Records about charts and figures
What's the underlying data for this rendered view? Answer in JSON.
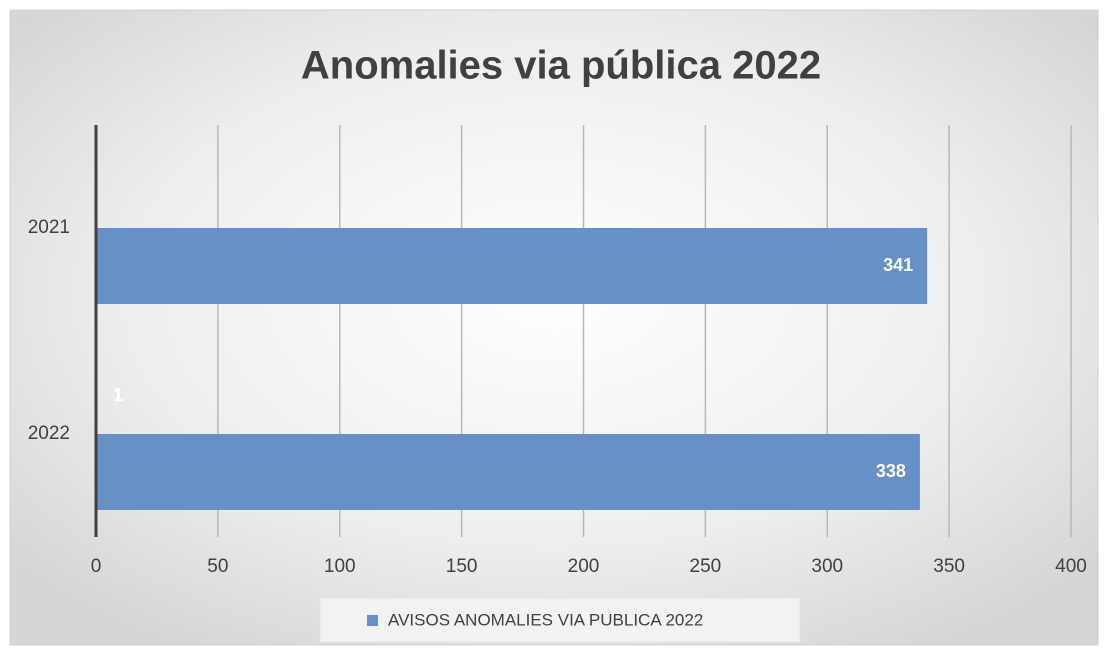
{
  "chart_data": {
    "type": "bar",
    "orientation": "horizontal",
    "title": "Anomalies via pública 2022",
    "categories": [
      "2021",
      "2022"
    ],
    "series": [
      {
        "name": "AVISOS ANOMALIES VIA PUBLICA 2022",
        "color": "#6690c6",
        "values": [
          341,
          338
        ]
      }
    ],
    "annotations": [
      {
        "text": "1"
      }
    ],
    "xlim": [
      0,
      400
    ],
    "xticks": [
      0,
      50,
      100,
      150,
      200,
      250,
      300,
      350,
      400
    ],
    "grid": true,
    "legend": "bottom",
    "data_labels": true
  }
}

▸ INSTRUCTIONS TO FOLLOW
Exactly reproduce each record, leaving out any pictures.

▸ FINISHED ANSWER
What's the underlying data for this rendered view? Answer in JSON.
{
  "chart_data": {
    "type": "bar",
    "orientation": "horizontal",
    "title": "Anomalies via pública 2022",
    "categories": [
      "2021",
      "2022"
    ],
    "series": [
      {
        "name": "AVISOS ANOMALIES VIA PUBLICA 2022",
        "color": "#6690c6",
        "values": [
          341,
          338
        ]
      }
    ],
    "annotations": [
      {
        "text": "1"
      }
    ],
    "xlim": [
      0,
      400
    ],
    "xticks": [
      0,
      50,
      100,
      150,
      200,
      250,
      300,
      350,
      400
    ],
    "grid": true,
    "legend": "bottom",
    "data_labels": true
  }
}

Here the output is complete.